* [Page text]
_ _ _ _ _ _ _

By: iPadfanzz staff on February 20, 2013

If you know a guy who’s really cheerful and happy then it is likely that he is coming from Napa, California or Hawaii. A new study conducted by scientists at the University of Vermont has used Twitter to establish that Hawaii is the happiest state in the union and Louisiana the saddest.



Vermont Complex Systems Center posted their new analysis of 10 million geotagged tweets to to arXiv.org and they call their creation a "hedonometer." The locations are ranked based on the frequency of positive and negative words using the Mechanical Turk Language Assessment word list.

The tweets were rated in a scale 1 to 10 according to how “happy” they are and on the lower side, with the use of negative words. The list placed Hawaii, Maine, Nevada, Utah and Vermont as the top five happiest states, while Louisiana, followed by Mississippi, Maryland, Michigan and Delaware, were found out to be saddest states. One reason for Louisiana’s low cheeriness ranking is its inhabitants fondness for profanity.

The study also looked at the happiest cities, which showed Napa, California as the happiest city, followed by Longmont, Colorado; San Clemente, California; Santa Fe, New Mexico; Santa Cruz, California; Green Bay, Wisconsin; Santa Rosa, California, Simi Valley, California, and Lafayette, Colorado.

_ _ _ _ _ _ _

* [Data provided]

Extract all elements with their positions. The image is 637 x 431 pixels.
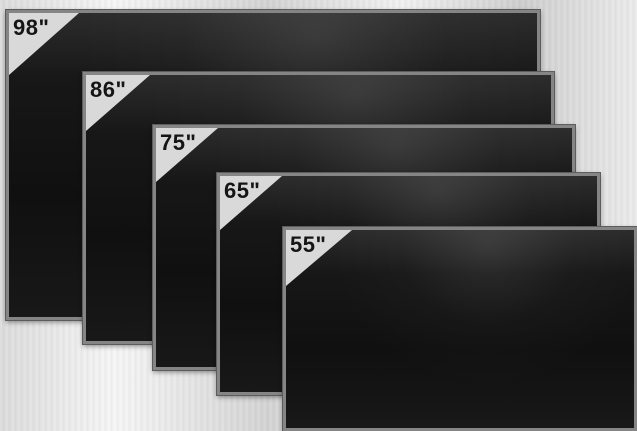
size-label-55: 55" — [290, 232, 327, 257]
size-label-65: 65" — [224, 178, 261, 203]
display-panel-55: 55" — [283, 227, 637, 431]
size-label-86: 86" — [90, 77, 127, 102]
size-label-75: 75" — [160, 130, 197, 155]
size-label-98: 98" — [13, 15, 50, 40]
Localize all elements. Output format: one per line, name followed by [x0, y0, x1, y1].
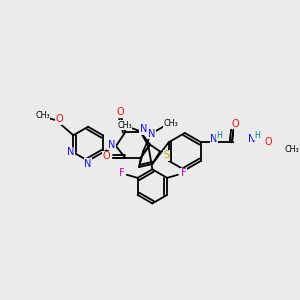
- Text: CH₃: CH₃: [285, 146, 300, 154]
- Text: N: N: [67, 147, 74, 157]
- Text: S: S: [163, 150, 169, 161]
- Text: O: O: [265, 137, 272, 147]
- Text: CH₃: CH₃: [164, 119, 178, 128]
- Text: O: O: [56, 114, 63, 124]
- Text: CH₃: CH₃: [35, 111, 50, 120]
- Text: O: O: [231, 119, 239, 129]
- Text: N: N: [210, 134, 218, 144]
- Text: N: N: [84, 159, 92, 169]
- Text: F: F: [118, 168, 124, 178]
- Text: H: H: [217, 131, 223, 140]
- Text: N: N: [248, 134, 255, 144]
- Text: N: N: [148, 129, 155, 139]
- Text: H: H: [254, 131, 260, 140]
- Text: F: F: [181, 168, 186, 178]
- Text: CH₃: CH₃: [117, 121, 132, 130]
- Text: N: N: [140, 124, 148, 134]
- Text: O: O: [103, 151, 110, 161]
- Text: N: N: [108, 140, 115, 150]
- Text: O: O: [116, 107, 124, 117]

_ _ _ _ _ _ _

* [Tasks to carry out]
1. In the article on the Twitter happiness study, which word list was used to rank the locations?
2. Transcribe the portion of the Twitter happiness study article that opens with the words containing "The study also" and closes with "and Lafayette, Colorado.".
3. Extend the article on the Twitter happiness study, beginning right after its final sentence.

* [Answers given]
1. The Mechanical Turk Language Assessment word list.

2.
The study also looked at the happiest cities, which showed Napa, California as the happiest city, followed by Longmont, Colorado; San Clemente, California; Santa Fe, New Mexico; Santa Cruz, California; Green Bay, Wisconsin; Santa Rosa, California, Simi Valley, California, and Lafayette, Colorado.

3.
The five most bummed-out cities according to word choices were Beaumont, Texas; Albany, Georgia; Texas City, Texas; Shreveport, Louisiana; and Monroe, Louisiana.



It was further found that coastal areas were livelier as compared to landlocked areas, and cities with a higher density of tweets tended to be less happy. The cities with high technology adoption, as compared to cities with less technology adoption, were likely to be less happy, the study said.

In addition, it was also revealed that wealthy areas tend to be happier as compared to location where people are more obese has lower happiness levels.

'The purpose to use web-scale text analysis was to remotely sense societal-scale levels of happiness using the singular source of the micro-blog and social networking service Twitter,' the study's introduction says according to The Atlantic.

For instance, the word ‘shit” and “ass” were used less in Napa as compared to Beaumont. In contrast, “lol”, “haha,” “nice” and “good” were most used in the city.

At the same time, the University of Vermont scientists identified people with Norwegian ancestry to be happier than African Americans, which could simply mean that Norwegian Americans use breezier language.

What was noticeable is that the data correlates with other existing measures of happiness, primarily surveys conducted by Gallup. They also show that their happiness data correlates with income and the prevalence of obesity in an area.

Overall, the data throws up interesting results, but do you agree with the results?